--- TASK OBJECTIVE ---
Go over the entries below line by line, copying each one that contains the word "prototypes".

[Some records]
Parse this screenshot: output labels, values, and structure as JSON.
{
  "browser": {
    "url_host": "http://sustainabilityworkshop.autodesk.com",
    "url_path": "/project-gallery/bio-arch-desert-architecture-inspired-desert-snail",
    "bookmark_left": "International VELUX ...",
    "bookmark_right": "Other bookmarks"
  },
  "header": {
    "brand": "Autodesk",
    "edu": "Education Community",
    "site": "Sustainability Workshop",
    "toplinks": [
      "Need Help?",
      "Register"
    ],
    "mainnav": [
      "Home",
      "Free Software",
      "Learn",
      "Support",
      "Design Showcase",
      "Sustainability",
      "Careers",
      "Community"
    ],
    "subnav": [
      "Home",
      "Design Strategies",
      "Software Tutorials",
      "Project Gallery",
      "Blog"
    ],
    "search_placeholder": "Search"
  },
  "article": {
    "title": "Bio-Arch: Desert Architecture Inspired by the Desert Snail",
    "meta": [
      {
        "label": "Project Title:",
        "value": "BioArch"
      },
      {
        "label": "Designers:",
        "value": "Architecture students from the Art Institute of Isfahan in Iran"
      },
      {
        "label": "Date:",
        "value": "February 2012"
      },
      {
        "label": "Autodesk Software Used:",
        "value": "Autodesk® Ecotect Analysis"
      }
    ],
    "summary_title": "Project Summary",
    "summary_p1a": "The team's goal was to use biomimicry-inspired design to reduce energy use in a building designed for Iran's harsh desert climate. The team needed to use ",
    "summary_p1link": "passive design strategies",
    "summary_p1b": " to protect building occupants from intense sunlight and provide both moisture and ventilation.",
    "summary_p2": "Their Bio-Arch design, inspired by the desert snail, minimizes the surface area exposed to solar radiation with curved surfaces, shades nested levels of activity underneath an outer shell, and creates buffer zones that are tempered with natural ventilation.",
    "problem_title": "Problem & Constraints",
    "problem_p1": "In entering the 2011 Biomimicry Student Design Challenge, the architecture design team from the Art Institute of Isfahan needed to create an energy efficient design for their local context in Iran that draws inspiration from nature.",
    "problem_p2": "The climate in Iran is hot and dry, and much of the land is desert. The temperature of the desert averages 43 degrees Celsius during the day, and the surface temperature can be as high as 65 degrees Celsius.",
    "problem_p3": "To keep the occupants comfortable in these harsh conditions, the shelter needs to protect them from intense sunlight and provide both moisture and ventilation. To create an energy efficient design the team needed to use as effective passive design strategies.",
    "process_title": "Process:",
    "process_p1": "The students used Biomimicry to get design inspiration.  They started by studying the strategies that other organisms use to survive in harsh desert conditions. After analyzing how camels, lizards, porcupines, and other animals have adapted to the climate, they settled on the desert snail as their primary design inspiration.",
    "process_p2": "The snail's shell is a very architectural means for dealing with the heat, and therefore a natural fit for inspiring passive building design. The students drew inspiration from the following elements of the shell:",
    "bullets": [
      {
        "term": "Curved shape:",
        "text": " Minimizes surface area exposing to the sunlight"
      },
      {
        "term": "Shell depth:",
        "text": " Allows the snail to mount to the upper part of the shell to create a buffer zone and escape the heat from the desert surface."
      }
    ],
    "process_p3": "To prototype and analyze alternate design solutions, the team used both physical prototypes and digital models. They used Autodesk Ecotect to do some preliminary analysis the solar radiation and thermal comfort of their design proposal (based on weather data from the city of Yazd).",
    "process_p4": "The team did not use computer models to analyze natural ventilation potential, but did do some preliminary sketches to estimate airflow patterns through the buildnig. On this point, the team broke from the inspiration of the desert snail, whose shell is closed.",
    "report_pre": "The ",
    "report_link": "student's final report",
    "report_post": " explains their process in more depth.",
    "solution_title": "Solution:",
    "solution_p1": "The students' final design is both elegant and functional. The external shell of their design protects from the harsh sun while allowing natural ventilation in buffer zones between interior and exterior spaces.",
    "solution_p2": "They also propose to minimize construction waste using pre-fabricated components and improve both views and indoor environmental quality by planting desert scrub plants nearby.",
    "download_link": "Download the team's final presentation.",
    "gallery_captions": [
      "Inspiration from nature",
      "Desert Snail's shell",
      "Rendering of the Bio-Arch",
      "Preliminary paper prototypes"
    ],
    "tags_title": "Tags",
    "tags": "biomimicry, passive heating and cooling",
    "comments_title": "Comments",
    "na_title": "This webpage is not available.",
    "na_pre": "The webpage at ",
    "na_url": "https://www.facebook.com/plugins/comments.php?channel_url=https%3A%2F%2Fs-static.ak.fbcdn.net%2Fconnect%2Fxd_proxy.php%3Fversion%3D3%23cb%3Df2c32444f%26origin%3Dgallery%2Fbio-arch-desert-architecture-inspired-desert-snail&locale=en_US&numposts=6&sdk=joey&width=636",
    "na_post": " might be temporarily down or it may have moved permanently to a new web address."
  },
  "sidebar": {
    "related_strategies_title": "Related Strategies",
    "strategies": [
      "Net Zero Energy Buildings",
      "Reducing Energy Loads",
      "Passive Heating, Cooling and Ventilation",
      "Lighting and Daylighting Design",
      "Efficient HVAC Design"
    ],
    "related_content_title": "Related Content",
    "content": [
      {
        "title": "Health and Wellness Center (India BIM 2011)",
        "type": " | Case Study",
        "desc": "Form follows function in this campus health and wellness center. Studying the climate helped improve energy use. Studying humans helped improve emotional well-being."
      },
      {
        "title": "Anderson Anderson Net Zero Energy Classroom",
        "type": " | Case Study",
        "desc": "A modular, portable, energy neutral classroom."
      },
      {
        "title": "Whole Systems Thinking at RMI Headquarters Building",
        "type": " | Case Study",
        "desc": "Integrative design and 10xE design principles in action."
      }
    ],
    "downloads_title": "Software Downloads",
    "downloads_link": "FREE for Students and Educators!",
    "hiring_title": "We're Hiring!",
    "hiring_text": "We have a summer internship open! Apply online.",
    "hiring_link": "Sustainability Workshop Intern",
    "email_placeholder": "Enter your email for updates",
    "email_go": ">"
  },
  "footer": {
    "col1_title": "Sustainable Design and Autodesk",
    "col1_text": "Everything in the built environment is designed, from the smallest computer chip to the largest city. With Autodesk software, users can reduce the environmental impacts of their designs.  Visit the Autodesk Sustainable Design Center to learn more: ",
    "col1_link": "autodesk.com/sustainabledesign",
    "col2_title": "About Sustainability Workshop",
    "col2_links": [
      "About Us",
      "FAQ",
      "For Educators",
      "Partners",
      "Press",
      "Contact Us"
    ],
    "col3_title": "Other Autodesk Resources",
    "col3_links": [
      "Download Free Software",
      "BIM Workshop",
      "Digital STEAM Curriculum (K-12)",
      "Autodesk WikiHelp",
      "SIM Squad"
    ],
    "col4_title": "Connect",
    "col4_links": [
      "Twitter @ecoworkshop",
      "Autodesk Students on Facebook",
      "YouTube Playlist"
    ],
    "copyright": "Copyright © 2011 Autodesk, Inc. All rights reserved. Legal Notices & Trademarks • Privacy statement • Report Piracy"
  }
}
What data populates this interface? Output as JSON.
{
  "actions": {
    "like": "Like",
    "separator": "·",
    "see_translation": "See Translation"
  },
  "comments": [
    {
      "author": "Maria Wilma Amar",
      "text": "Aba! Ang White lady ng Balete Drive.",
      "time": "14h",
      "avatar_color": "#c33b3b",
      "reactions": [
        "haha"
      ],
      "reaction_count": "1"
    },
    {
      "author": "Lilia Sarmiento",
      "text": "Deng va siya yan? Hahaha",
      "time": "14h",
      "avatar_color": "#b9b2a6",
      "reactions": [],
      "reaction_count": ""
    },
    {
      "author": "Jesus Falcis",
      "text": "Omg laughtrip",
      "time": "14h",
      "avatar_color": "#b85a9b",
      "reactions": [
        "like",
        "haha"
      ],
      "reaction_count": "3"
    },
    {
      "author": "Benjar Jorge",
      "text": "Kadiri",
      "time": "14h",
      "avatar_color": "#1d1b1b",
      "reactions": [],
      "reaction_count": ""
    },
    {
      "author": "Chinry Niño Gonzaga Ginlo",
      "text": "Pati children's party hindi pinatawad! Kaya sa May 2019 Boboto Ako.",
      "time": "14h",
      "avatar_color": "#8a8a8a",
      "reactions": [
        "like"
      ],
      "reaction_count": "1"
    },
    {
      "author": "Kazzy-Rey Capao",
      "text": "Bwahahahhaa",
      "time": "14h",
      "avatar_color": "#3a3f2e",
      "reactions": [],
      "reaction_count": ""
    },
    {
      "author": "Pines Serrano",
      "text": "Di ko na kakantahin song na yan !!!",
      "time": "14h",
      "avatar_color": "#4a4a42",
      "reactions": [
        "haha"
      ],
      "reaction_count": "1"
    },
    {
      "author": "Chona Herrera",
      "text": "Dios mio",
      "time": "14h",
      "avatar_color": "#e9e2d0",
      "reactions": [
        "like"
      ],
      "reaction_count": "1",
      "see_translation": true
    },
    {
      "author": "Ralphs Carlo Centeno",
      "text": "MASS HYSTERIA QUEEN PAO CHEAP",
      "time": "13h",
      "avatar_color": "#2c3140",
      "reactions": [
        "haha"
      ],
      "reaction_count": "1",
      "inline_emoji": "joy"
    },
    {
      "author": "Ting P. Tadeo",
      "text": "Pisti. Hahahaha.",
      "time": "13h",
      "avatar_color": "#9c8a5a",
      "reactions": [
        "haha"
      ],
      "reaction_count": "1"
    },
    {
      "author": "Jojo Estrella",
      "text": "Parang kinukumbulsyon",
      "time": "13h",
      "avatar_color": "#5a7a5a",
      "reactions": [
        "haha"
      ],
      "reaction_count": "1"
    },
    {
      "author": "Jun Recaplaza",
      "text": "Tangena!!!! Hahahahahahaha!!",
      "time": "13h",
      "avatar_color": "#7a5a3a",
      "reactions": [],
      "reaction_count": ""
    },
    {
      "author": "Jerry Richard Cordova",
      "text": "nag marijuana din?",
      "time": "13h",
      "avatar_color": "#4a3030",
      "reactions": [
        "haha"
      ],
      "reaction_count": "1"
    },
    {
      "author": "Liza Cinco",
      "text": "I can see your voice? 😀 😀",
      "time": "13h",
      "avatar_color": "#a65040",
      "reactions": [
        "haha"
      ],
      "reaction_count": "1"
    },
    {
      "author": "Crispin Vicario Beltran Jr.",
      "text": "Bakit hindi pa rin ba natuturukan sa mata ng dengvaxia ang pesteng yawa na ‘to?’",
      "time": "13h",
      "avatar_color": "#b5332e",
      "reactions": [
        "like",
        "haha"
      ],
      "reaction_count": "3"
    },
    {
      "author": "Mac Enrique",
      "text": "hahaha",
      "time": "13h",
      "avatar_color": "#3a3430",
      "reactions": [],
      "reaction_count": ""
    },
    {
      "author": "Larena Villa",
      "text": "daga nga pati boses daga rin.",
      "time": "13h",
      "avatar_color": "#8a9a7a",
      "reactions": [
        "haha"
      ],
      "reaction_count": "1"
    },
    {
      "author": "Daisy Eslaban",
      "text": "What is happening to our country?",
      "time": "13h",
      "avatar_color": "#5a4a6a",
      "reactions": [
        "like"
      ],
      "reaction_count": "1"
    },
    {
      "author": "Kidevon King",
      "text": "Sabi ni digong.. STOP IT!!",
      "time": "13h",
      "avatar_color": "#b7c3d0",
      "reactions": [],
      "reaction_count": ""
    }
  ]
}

--- RIGHT ANSWER ---
    "process_p3": "To prototype and analyze alternate design solutions, the team used both physical prototypes and digital models. They used Autodesk Ecotect to do some preliminary analysis the solar radiation and thermal comfort of their design proposal (based on weather data from the city of Yazd).",
      "Preliminary paper prototypes"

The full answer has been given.